(SELECTED TEXT begins)

Image Benchmark Ablation (MAE ↓ / Mean Std ↓)

Method InfoBridge MIENF MINDE-C MINDE-J MINE KSG InfoNCE NWJ
MAE ↓ 0.38 0.45 0.56 1.66 0.92 1.15 1.44 1.24
Mean std ↓ 0.07 0.08 0.43 0.45 0.13 0.02 0.04 0.08

Key Findings

  • High Dimension + High MI is the watershed: Performance is similar in low dimensions, but in high-dimensional or large MI settings, discriminative methods (MINE, InfoNCE, fDIME) and MINDE-C significantly underestimate or fail. InfoBridge remains close to the ground truth.
  • Significantly lower variance: On image benchmarks, InfoBridge's standard deviation across seeds is much lower than MINDE's (0.07 vs 0.43/0.45), confirming that "data-to-data trajectories are easier to learn than noise-to-data."
  • Generational gap on real data: In the protein embedding benchmark, MINDE-C severely overestimates (MAE 9.29), while InfoBridge results in an MAE of only 0.04.

(SELECTED TEXT ends)
(MATERIAL PROVIDED begins)

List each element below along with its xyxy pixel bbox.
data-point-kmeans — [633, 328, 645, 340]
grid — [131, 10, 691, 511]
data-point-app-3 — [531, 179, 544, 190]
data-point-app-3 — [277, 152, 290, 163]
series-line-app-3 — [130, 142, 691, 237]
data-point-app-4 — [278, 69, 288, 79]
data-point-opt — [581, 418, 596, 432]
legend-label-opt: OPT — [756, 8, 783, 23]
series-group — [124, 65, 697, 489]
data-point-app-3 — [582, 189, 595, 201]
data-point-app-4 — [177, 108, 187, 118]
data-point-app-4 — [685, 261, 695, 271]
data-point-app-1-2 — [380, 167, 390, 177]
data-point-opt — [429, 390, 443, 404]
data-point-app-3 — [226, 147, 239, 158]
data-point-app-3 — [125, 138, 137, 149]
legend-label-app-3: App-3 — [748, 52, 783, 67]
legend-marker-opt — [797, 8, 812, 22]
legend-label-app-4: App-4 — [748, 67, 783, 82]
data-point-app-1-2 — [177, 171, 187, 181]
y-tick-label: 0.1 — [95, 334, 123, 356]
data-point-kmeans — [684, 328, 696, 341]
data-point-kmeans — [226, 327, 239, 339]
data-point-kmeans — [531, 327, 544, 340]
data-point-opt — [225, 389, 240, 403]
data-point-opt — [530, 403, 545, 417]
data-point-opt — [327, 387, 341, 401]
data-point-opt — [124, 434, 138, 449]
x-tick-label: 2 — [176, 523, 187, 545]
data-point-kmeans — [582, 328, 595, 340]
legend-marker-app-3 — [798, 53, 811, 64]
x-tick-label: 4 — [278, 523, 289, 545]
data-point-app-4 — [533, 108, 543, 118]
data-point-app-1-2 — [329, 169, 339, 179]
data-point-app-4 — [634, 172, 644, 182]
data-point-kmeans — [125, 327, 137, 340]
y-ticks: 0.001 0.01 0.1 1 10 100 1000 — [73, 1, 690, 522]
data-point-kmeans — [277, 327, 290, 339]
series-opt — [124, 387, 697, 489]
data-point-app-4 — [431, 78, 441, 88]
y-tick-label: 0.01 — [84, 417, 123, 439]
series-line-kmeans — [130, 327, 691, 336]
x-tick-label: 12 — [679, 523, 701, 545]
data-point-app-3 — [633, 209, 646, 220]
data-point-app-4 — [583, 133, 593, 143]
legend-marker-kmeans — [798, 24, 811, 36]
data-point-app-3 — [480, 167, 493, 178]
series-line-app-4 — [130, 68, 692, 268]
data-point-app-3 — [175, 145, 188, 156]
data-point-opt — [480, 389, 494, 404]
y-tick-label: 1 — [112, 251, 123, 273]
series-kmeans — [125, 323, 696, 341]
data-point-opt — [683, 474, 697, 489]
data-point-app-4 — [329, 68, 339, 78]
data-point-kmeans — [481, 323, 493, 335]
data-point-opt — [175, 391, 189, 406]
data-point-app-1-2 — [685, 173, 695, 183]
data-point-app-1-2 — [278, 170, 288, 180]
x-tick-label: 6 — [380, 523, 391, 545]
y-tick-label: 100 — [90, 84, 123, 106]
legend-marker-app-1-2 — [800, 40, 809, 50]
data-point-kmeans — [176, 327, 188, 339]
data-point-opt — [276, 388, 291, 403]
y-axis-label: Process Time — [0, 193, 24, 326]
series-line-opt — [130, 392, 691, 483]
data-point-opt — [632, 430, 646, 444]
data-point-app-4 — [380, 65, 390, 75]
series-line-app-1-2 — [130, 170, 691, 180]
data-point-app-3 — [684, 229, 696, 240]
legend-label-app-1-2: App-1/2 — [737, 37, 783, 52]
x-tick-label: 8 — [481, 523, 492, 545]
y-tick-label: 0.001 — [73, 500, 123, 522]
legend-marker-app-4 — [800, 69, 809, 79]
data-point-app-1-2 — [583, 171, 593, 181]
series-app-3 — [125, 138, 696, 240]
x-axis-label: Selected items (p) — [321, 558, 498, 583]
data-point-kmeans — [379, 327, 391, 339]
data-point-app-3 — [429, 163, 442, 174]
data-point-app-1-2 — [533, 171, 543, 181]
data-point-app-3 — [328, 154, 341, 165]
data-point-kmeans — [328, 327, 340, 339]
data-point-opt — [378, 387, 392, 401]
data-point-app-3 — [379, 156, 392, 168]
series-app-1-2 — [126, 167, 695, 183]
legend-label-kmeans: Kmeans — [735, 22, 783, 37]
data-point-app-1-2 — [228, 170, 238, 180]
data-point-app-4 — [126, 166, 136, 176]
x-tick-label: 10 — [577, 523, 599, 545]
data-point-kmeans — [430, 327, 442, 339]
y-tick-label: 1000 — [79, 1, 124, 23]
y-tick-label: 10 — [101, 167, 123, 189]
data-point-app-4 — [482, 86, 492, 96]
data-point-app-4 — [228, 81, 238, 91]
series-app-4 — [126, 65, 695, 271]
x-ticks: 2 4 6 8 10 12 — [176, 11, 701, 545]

(MATERIAL PROVIDED ends)

TASK BRIEF =
Answer these questions about the image benchmark ablation text.
1. What MAE does the table give for KSG?
2. Which method has the lowest mean std in the table?
3. What MAE does InfoBridge reach on the protein embedding benchmark?

SOLUTION =
1. 1.15
2. KSG (0.02)
3. 0.04